Reproduce the lines of the material exactly, excluding every image.

[start of EXTRACTED ENTRIES]

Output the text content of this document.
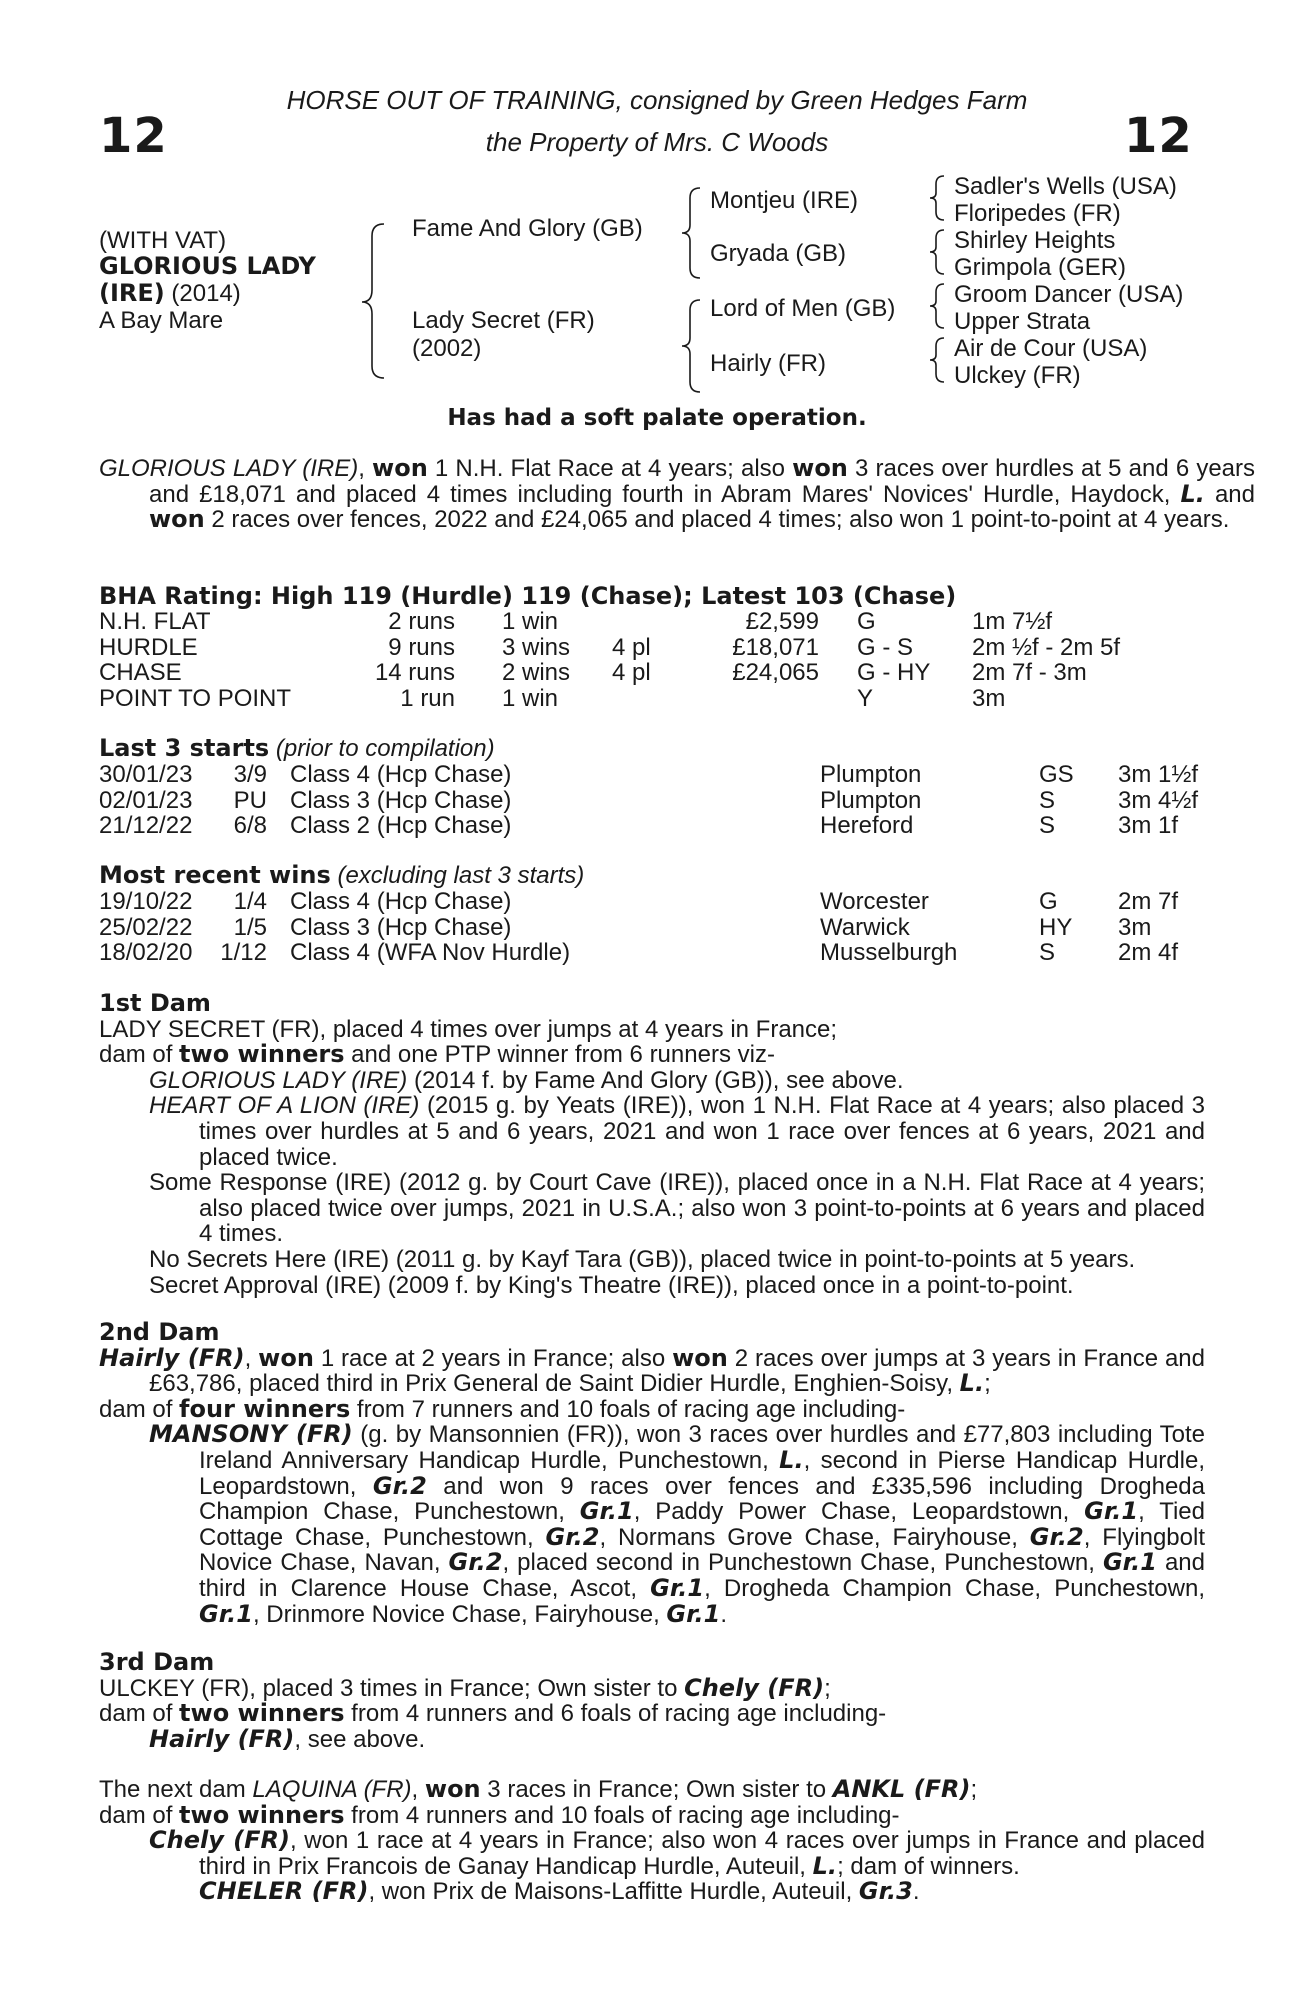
12	12
HORSE OUT OF TRAINING, consigned by Green Hedges Farm
the Property of Mrs. C Woods
(WITH VAT)
GLORIOUS LADY
(IRE) (2014)
A Bay Mare
Fame And Glory (GB)
Lady Secret (FR)
(2002)
Montjeu (IRE)
Gryada (GB)
Lord of Men (GB)
Hairly (FR)
Sadler's Wells (USA)
Floripedes (FR)
Shirley Heights
Grimpola (GER)
Groom Dancer (USA)
Upper Strata
Air de Cour (USA)
Ulckey (FR)
Has had a soft palate operation.
GLORIOUS LADY (IRE), won 1 N.H. Flat Race at 4 years; also won 3 races over hurdles at 5 and 6 years and £18,071 and placed 4 times including fourth in Abram Mares' Novices' Hurdle, Haydock, L. and won 2 races over fences, 2022 and £24,065 and placed 4 times; also won 1 point-to-point at 4 years.
BHA Rating: High 119 (Hurdle) 119 (Chase); Latest 103 (Chase)
N.H. FLAT	2 runs 1 win	£2,599 G	1m 7½f
HURDLE	9 runs 3 wins 4 pl	£18,071 G - S 2m ½f - 2m 5f
CHASE	14 runs 2 wins 4 pl	£24,065 G - HY 2m 7f - 3m
POINT TO POINT	1 run 1 win	Y	3m
Last 3 starts (prior to compilation)
30/01/23 3/9 Class 4 (Hcp Chase)	Plumpton	GS 3m 1½f
02/01/23 PU Class 3 (Hcp Chase)	Plumpton	S	3m 4½f
21/12/22 6/8 Class 2 (Hcp Chase)	Hereford	S	3m 1f
Most recent wins (excluding last 3 starts)
19/10/22 1/4 Class 4 (Hcp Chase)	Worcester	G	2m 7f
25/02/22 1/5 Class 3 (Hcp Chase)	Warwick	HY 3m
18/02/20 1/12 Class 4 (WFA Nov Hurdle)	Musselburgh	S	2m 4f
1st Dam
LADY SECRET (FR), placed 4 times over jumps at 4 years in France;
dam of two winners and one PTP winner from 6 runners viz-
GLORIOUS LADY (IRE) (2014 f. by Fame And Glory (GB)), see above.
HEART OF A LION (IRE) (2015 g. by Yeats (IRE)), won 1 N.H. Flat Race at 4 years; also placed 3 times over hurdles at 5 and 6 years, 2021 and won 1 race over fences at 6 years, 2021 and placed twice.
Some Response (IRE) (2012 g. by Court Cave (IRE)), placed once in a N.H. Flat Race at 4 years; also placed twice over jumps, 2021 in U.S.A.; also won 3 point-to-points at 6 years and placed 4 times.
No Secrets Here (IRE) (2011 g. by Kayf Tara (GB)), placed twice in point-to-points at 5 years.
Secret Approval (IRE) (2009 f. by King's Theatre (IRE)), placed once in a point-to-point.
2nd Dam
Hairly (FR), won 1 race at 2 years in France; also won 2 races over jumps at 3 years in France and £63,786, placed third in Prix General de Saint Didier Hurdle, Enghien-Soisy, L.;
dam of four winners from 7 runners and 10 foals of racing age including-
MANSONY (FR) (g. by Mansonnien (FR)), won 3 races over hurdles and £77,803 including Tote Ireland Anniversary Handicap Hurdle, Punchestown, L., second in Pierse Handicap Hurdle, Leopardstown, Gr.2 and won 9 races over fences and £335,596 including Drogheda Champion Chase, Punchestown, Gr.1, Paddy Power Chase, Leopardstown, Gr.1, Tied Cottage Chase, Punchestown, Gr.2, Normans Grove Chase, Fairyhouse, Gr.2, Flyingbolt Novice Chase, Navan, Gr.2, placed second in Punchestown Chase, Punchestown, Gr.1 and third in Clarence House Chase, Ascot, Gr.1, Drogheda Champion Chase, Punchestown, Gr.1, Drinmore Novice Chase, Fairyhouse, Gr.1.
3rd Dam
ULCKEY (FR), placed 3 times in France; Own sister to Chely (FR);
dam of two winners from 4 runners and 6 foals of racing age including-
Hairly (FR), see above.
The next dam LAQUINA (FR), won 3 races in France; Own sister to ANKL (FR);
dam of two winners from 4 runners and 10 foals of racing age including-
Chely (FR), won 1 race at 4 years in France; also won 4 races over jumps in France and placed third in Prix Francois de Ganay Handicap Hurdle, Auteuil, L.; dam of winners.
CHELER (FR), won Prix de Maisons-Laffitte Hurdle, Auteuil, Gr.3.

[end of EXTRACTED ENTRIES]

• OUTPUT BELOW:
Output the text content of this document.
12	12
HORSE OUT OF TRAINING, consigned by Green Hedges Farm
the Property of Mrs. C Woods
(WITH VAT)
GLORIOUS LADY
(IRE) (2014)
A Bay Mare
Fame And Glory (GB)
Lady Secret (FR)
(2002)
Montjeu (IRE)
Gryada (GB)
Lord of Men (GB)
Hairly (FR)
Sadler's Wells (USA)
Floripedes (FR)
Shirley Heights
Grimpola (GER)
Groom Dancer (USA)
Upper Strata
Air de Cour (USA)
Ulckey (FR)
Has had a soft palate operation.
GLORIOUS LADY (IRE), won 1 N.H. Flat Race at 4 years; also won 3 races over hurdles at 5 and 6 years and £18,071 and placed 4 times including fourth in Abram Mares' Novices' Hurdle, Haydock, L. and won 2 races over fences, 2022 and £24,065 and placed 4 times; also won 1 point-to-point at 4 years.
BHA Rating: High 119 (Hurdle) 119 (Chase); Latest 103 (Chase)
N.H. FLAT	2 runs 1 win	£2,599 G	1m 7½f
HURDLE	9 runs 3 wins 4 pl	£18,071 G - S 2m ½f - 2m 5f
CHASE	14 runs 2 wins 4 pl	£24,065 G - HY 2m 7f - 3m
POINT TO POINT	1 run 1 win	Y	3m
Last 3 starts (prior to compilation)
30/01/23 3/9 Class 4 (Hcp Chase)	Plumpton	GS 3m 1½f
02/01/23 PU Class 3 (Hcp Chase)	Plumpton	S	3m 4½f
21/12/22 6/8 Class 2 (Hcp Chase)	Hereford	S	3m 1f
Most recent wins (excluding last 3 starts)
19/10/22 1/4 Class 4 (Hcp Chase)	Worcester	G	2m 7f
25/02/22 1/5 Class 3 (Hcp Chase)	Warwick	HY 3m
18/02/20 1/12 Class 4 (WFA Nov Hurdle)	Musselburgh	S	2m 4f
1st Dam
LADY SECRET (FR), placed 4 times over jumps at 4 years in France;
dam of two winners and one PTP winner from 6 runners viz-
GLORIOUS LADY (IRE) (2014 f. by Fame And Glory (GB)), see above.
HEART OF A LION (IRE) (2015 g. by Yeats (IRE)), won 1 N.H. Flat Race at 4 years; also placed 3 times over hurdles at 5 and 6 years, 2021 and won 1 race over fences at 6 years, 2021 and placed twice.
Some Response (IRE) (2012 g. by Court Cave (IRE)), placed once in a N.H. Flat Race at 4 years; also placed twice over jumps, 2021 in U.S.A.; also won 3 point-to-points at 6 years and placed 4 times.
No Secrets Here (IRE) (2011 g. by Kayf Tara (GB)), placed twice in point-to-points at 5 years.
Secret Approval (IRE) (2009 f. by King's Theatre (IRE)), placed once in a point-to-point.
2nd Dam
Hairly (FR), won 1 race at 2 years in France; also won 2 races over jumps at 3 years in France and £63,786, placed third in Prix General de Saint Didier Hurdle, Enghien-Soisy, L.;
dam of four winners from 7 runners and 10 foals of racing age including-
MANSONY (FR) (g. by Mansonnien (FR)), won 3 races over hurdles and £77,803 including Tote Ireland Anniversary Handicap Hurdle, Punchestown, L., second in Pierse Handicap Hurdle, Leopardstown, Gr.2 and won 9 races over fences and £335,596 including Drogheda Champion Chase, Punchestown, Gr.1, Paddy Power Chase, Leopardstown, Gr.1, Tied Cottage Chase, Punchestown, Gr.2, Normans Grove Chase, Fairyhouse, Gr.2, Flyingbolt Novice Chase, Navan, Gr.2, placed second in Punchestown Chase, Punchestown, Gr.1 and third in Clarence House Chase, Ascot, Gr.1, Drogheda Champion Chase, Punchestown, Gr.1, Drinmore Novice Chase, Fairyhouse, Gr.1.
3rd Dam
ULCKEY (FR), placed 3 times in France; Own sister to Chely (FR);
dam of two winners from 4 runners and 6 foals of racing age including-
Hairly (FR), see above.
The next dam LAQUINA (FR), won 3 races in France; Own sister to ANKL (FR);
dam of two winners from 4 runners and 10 foals of racing age including-
Chely (FR), won 1 race at 4 years in France; also won 4 races over jumps in France and placed third in Prix Francois de Ganay Handicap Hurdle, Auteuil, L.; dam of winners.
CHELER (FR), won Prix de Maisons-Laffitte Hurdle, Auteuil, Gr.3.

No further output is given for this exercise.